OBJECTIVE 1:
Repeat the rows verbatim, everything from the first row down to the line containing "Text: INSTI-treated".

TEXT EXTRACT:
————————
Tag Archives: pets

I’ve waited 27 days to write this

27 Aug

Today I felt inspired to do this:

Karma's a bitch.

You might be thinking “What, I did not subscribe to a crafting blog. What the eff is this?”

Don’t worry, this is NOT a crafting blog, nor will it ever be. So let me explain. Bit of background info: I am renting a bedroom in a sketchy, messy 3 bedroom house that’s occupied by a family. Why? I moved to Colorado and needed to lock down a random sublet so that I’d have a place to live while going on job interviews and just trying to make my way out here. I found this place on Craigslist, was stressed out and sick of searching for apartments and jobs, and mailed them a check, sight unseen.

I knew it wasn’t going to be ideal, but I didn’t know it would be like this.

Laundry room:

gross laundry room

I think they took the concept of a “laundry room” literally, because there are clothes EVERYWHERE. I’m assuming they’re still like that, because I haven’t been down there since my first time doing laundry. I’d be okay with wading through other people’s dirty clothes, but it also smells like cat pee and, on top of that, a few days ago there was a sewage leak. Once a personal preference, now a safety hazard. I’m out of clean underwear.

Living room: 

messy living room

Mostly uninhabitable, 2 points for irony! The one time I sat on the couch was the last time I sat on the couch, frankly because I’m afraid of whatever is lurking in the cushions that’s feeding off Cheetos from 2008.
————————
OBJECTIVE 2:
From the blog post, write out everything from "Today I felt" down to "be like this." verbatim.

RECORDS SHOWN:
————————
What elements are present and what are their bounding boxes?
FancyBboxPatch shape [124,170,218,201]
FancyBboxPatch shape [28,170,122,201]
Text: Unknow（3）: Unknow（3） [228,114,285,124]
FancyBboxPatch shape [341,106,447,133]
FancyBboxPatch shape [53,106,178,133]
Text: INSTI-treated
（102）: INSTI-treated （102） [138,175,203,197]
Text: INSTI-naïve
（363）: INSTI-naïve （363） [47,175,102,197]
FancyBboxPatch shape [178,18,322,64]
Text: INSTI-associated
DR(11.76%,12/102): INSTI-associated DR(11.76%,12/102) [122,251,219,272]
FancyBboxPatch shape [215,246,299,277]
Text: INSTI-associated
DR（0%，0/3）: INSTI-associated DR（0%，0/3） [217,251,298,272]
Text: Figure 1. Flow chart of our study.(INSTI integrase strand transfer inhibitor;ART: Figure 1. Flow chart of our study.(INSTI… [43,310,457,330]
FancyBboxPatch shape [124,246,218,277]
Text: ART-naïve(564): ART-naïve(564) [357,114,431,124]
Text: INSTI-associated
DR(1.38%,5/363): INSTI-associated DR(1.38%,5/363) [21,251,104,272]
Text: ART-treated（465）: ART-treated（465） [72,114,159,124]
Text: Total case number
————————
OUTPUT 1:
What elements are present and what are their bounding boxes?
FancyBboxPatch shape [124,170,218,201]
FancyBboxPatch shape [28,170,122,201]
Text: Unknow（3）: Unknow（3） [228,114,285,124]
FancyBboxPatch shape [341,106,447,133]
FancyBboxPatch shape [53,106,178,133]
Text: INSTI-treated

OUTPUT 2:
Today I felt inspired to do this:

Karma's a bitch.

You might be thinking “What, I did not subscribe to a crafting blog. What the eff is this?”

Don’t worry, this is NOT a crafting blog, nor will it ever be. So let me explain. Bit of background info: I am renting a bedroom in a sketchy, messy 3 bedroom house that’s occupied by a family. Why? I moved to Colorado and needed to lock down a random sublet so that I’d have a place to live while going on job interviews and just trying to make my way out here. I found this place on Craigslist, was stressed out and sick of searching for apartments and jobs, and mailed them a check, sight unseen.

I knew it wasn’t going to be ideal, but I didn’t know it would be like this.